● **INSTRUCTIONS TO FOLLOW**: In the records that follow, locate every line with "screenshot" and extract it.

####################

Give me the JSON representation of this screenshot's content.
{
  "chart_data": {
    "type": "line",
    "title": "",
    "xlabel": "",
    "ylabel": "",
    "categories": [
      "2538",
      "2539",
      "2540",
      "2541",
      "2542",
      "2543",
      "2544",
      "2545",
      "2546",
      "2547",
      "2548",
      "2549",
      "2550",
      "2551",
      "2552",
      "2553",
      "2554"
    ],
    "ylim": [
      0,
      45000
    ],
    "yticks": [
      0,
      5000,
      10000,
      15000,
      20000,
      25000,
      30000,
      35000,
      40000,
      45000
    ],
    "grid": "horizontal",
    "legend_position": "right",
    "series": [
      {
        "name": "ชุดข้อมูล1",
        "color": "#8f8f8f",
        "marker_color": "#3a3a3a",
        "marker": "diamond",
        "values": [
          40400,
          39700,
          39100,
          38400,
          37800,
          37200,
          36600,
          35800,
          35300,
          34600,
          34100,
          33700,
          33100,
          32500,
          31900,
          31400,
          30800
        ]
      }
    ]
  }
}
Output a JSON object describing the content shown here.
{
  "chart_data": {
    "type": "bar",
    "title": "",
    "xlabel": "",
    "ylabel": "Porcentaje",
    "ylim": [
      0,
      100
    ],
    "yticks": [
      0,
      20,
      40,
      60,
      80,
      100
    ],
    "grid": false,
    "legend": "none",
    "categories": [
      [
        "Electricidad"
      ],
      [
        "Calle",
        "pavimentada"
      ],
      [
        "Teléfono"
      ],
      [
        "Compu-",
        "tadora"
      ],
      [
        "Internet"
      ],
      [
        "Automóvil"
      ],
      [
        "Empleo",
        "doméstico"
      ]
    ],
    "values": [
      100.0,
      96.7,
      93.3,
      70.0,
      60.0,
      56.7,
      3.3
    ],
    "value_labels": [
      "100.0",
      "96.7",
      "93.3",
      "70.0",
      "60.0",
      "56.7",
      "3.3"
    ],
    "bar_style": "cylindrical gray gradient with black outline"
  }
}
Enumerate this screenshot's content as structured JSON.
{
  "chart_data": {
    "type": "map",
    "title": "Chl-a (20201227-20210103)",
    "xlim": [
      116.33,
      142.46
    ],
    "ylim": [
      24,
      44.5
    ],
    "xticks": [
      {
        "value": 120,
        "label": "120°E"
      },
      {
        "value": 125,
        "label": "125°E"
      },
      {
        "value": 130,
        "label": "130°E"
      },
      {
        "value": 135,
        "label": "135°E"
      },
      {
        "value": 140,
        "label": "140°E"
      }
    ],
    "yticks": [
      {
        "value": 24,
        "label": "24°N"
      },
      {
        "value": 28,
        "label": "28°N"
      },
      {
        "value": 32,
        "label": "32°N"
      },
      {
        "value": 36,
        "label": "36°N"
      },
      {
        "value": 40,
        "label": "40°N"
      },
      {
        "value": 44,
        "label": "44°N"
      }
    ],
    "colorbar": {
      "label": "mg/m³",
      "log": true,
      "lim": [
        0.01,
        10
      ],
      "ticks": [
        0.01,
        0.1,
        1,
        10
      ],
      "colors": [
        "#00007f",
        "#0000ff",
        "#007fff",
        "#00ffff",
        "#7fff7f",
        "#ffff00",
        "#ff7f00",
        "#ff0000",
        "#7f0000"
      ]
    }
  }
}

####################

● **THE ANSWER**:
Give me the JSON representation of this screenshot's content.
Enumerate this screenshot's content as structured JSON.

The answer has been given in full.